Exercise objective - In the material below, list every line carrying the string "الخليفة".

Data items
********
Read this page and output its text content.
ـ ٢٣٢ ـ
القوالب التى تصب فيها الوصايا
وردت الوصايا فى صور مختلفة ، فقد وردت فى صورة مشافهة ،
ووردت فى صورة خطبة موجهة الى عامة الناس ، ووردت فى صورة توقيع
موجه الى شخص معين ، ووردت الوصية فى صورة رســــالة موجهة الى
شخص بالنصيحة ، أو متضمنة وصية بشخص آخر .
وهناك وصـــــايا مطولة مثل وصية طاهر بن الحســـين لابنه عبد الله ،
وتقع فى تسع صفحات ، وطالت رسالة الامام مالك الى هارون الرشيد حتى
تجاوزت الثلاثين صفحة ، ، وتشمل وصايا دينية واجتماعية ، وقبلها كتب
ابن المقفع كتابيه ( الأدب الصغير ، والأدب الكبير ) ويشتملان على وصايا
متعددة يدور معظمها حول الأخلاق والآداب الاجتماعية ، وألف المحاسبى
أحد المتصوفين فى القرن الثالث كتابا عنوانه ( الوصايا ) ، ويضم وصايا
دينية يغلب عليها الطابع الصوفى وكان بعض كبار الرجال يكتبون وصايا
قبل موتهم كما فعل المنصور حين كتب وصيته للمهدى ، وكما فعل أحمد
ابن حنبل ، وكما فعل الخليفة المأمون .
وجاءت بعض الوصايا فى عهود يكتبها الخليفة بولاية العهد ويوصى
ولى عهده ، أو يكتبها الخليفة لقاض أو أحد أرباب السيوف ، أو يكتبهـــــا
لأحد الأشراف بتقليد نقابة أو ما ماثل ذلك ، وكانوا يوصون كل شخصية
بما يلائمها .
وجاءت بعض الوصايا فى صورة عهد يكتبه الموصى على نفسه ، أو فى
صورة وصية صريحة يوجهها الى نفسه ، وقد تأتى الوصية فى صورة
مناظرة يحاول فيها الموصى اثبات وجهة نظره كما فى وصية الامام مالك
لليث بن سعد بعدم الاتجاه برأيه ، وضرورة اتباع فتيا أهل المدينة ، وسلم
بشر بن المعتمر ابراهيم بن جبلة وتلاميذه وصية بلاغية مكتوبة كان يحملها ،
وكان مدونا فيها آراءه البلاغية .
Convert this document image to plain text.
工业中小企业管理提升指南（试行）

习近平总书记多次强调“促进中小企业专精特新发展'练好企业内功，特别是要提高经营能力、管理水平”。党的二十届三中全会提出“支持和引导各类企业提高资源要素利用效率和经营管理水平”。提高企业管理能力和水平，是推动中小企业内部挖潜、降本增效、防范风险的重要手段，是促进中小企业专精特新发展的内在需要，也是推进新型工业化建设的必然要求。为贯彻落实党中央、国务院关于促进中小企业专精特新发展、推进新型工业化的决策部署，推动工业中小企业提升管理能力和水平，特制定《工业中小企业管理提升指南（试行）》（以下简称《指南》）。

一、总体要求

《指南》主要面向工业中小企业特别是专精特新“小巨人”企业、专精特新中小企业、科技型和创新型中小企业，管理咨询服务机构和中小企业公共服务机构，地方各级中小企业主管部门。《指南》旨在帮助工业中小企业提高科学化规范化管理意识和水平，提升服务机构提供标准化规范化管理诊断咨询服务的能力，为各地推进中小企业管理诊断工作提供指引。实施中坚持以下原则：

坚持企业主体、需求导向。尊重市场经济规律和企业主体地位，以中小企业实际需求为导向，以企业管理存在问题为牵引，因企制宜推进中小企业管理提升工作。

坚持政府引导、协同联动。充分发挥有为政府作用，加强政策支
********
Worked solution -
ابن حنبل ، وكما فعل الخليفة المأمون .
وجاءت بعض الوصايا فى عهود يكتبها الخليفة بولاية العهد ويوصى
ولى عهده ، أو يكتبها الخليفة لقاض أو أحد أرباب السيوف ، أو يكتبهـــــا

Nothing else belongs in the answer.